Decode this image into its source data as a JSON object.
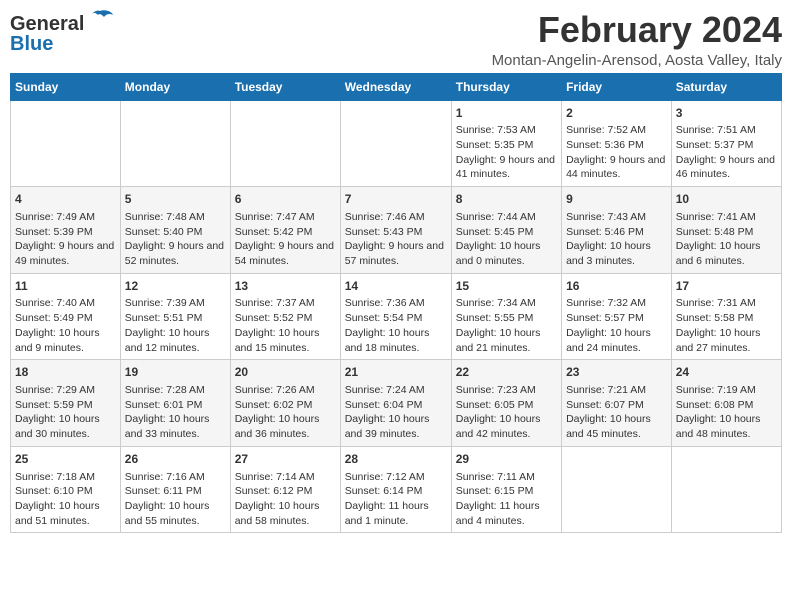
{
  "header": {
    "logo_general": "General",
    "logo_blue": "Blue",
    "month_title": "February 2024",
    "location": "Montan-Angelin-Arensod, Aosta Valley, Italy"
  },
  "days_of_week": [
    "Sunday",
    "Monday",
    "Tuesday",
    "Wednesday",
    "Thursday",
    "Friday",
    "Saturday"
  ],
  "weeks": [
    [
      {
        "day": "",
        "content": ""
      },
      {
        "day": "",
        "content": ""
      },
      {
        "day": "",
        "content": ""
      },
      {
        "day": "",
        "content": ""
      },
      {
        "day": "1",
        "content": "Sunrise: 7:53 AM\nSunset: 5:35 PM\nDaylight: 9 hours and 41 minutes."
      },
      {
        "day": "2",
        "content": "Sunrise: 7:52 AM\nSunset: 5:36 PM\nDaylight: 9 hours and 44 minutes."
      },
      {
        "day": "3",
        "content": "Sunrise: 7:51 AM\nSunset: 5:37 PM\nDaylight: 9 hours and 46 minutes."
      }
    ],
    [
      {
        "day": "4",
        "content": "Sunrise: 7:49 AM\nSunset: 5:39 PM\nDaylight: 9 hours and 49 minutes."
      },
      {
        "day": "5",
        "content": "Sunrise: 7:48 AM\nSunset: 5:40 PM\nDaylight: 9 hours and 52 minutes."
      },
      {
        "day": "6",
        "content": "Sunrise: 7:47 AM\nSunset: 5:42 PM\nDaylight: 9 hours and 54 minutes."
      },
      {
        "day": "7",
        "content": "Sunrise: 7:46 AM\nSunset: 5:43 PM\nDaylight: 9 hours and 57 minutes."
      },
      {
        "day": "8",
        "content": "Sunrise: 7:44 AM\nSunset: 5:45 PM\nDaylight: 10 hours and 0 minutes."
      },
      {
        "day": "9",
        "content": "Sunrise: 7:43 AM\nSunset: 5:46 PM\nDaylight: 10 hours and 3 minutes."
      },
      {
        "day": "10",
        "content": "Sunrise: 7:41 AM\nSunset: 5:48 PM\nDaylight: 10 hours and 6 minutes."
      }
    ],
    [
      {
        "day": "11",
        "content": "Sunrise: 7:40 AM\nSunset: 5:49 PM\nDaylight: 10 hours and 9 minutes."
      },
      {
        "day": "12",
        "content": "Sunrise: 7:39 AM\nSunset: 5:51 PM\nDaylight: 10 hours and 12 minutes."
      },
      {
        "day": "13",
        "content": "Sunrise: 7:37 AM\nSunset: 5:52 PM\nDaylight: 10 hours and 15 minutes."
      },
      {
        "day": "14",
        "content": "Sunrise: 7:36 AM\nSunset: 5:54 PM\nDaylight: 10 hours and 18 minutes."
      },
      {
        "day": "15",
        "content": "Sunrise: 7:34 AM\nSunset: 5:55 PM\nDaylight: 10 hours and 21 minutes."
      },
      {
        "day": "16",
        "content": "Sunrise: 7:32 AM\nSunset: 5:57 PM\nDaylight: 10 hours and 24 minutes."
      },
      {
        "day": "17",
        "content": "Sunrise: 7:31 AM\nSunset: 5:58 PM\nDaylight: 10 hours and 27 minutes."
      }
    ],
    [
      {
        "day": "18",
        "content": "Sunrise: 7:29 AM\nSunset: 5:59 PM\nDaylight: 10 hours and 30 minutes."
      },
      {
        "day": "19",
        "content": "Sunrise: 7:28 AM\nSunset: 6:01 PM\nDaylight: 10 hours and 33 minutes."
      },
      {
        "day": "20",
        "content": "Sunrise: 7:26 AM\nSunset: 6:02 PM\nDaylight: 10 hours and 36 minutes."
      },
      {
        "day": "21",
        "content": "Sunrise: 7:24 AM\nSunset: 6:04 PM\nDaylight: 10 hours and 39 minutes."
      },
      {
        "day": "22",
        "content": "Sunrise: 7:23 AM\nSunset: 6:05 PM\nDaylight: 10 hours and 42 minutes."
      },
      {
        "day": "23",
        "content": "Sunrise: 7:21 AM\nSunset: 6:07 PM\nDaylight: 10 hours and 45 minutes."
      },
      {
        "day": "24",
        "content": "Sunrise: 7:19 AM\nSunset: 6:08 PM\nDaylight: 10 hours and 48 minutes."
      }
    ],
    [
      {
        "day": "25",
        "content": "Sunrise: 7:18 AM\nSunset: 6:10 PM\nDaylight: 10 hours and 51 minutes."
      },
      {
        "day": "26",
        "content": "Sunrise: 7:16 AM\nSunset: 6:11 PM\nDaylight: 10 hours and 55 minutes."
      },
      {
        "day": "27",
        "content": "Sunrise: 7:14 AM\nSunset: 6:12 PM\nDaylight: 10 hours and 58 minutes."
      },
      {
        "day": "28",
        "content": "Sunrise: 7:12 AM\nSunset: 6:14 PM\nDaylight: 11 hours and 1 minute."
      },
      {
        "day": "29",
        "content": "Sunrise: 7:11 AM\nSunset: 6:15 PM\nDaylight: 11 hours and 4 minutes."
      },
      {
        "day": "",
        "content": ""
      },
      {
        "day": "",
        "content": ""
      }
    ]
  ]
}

──────────────────────────────

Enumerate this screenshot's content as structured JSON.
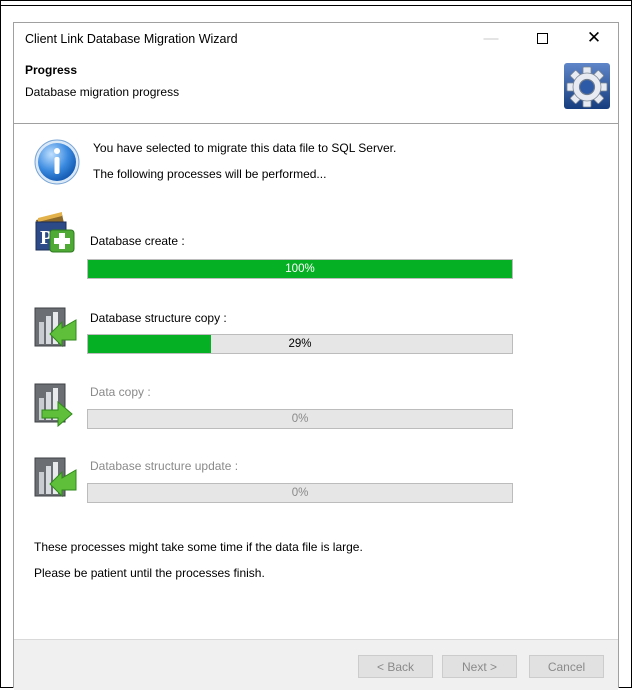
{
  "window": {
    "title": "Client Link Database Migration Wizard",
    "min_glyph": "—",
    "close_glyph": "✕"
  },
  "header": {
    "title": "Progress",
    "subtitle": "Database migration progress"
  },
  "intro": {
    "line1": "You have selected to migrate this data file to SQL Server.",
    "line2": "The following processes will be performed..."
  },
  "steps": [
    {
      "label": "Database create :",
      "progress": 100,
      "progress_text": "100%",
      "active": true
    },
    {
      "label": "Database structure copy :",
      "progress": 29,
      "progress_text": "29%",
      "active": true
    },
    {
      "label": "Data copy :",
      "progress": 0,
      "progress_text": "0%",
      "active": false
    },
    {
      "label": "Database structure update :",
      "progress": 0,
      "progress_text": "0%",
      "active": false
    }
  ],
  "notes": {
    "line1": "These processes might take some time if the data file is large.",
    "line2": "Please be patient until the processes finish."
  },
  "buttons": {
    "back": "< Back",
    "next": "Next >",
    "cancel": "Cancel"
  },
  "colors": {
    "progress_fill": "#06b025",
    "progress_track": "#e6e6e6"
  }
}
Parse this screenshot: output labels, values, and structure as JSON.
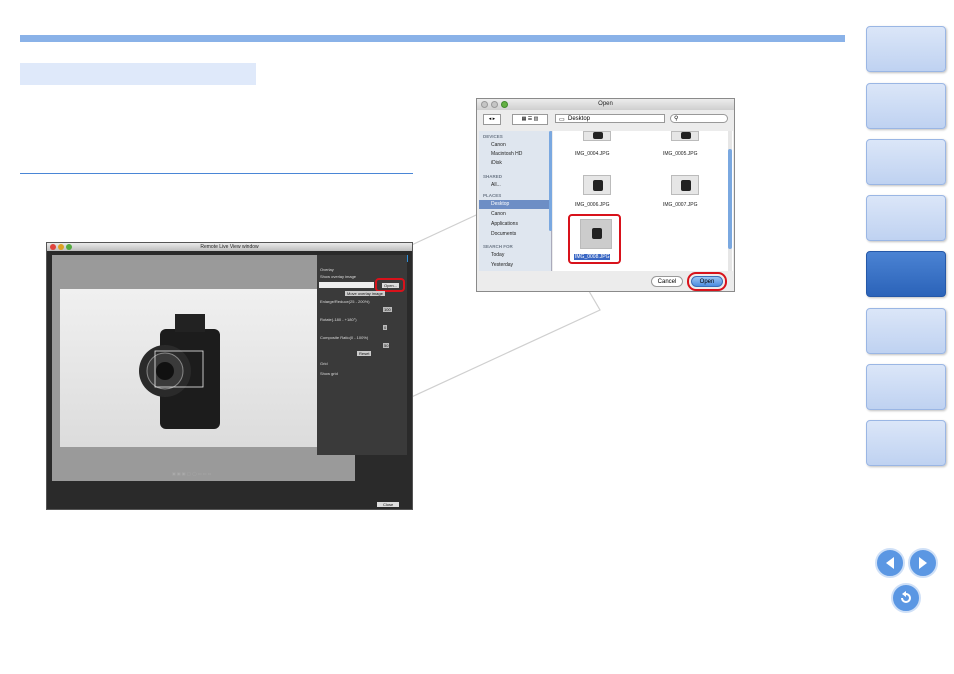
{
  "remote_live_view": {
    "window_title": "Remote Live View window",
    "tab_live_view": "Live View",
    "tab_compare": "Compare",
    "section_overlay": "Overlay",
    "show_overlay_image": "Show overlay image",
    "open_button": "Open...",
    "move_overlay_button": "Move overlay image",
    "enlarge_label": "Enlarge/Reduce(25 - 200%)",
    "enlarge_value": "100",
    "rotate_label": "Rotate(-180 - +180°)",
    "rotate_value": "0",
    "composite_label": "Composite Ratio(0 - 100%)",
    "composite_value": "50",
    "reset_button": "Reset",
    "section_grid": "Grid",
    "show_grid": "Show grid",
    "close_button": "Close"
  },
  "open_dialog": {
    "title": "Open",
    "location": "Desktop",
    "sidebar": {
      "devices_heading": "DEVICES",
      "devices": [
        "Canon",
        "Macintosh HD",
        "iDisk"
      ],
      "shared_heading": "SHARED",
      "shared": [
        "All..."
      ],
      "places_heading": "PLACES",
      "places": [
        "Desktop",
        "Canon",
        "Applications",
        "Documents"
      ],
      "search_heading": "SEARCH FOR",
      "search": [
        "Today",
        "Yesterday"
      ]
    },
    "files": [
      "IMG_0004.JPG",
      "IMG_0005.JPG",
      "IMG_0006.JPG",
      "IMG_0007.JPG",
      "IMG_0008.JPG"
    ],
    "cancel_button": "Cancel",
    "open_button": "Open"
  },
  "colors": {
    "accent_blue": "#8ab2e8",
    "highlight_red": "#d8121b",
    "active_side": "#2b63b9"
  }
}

──────────────────────────────

* **Exercise**: Determine how many of the lines above hold the word "Cancel", and output that number by itself.

* **Task answer**: 2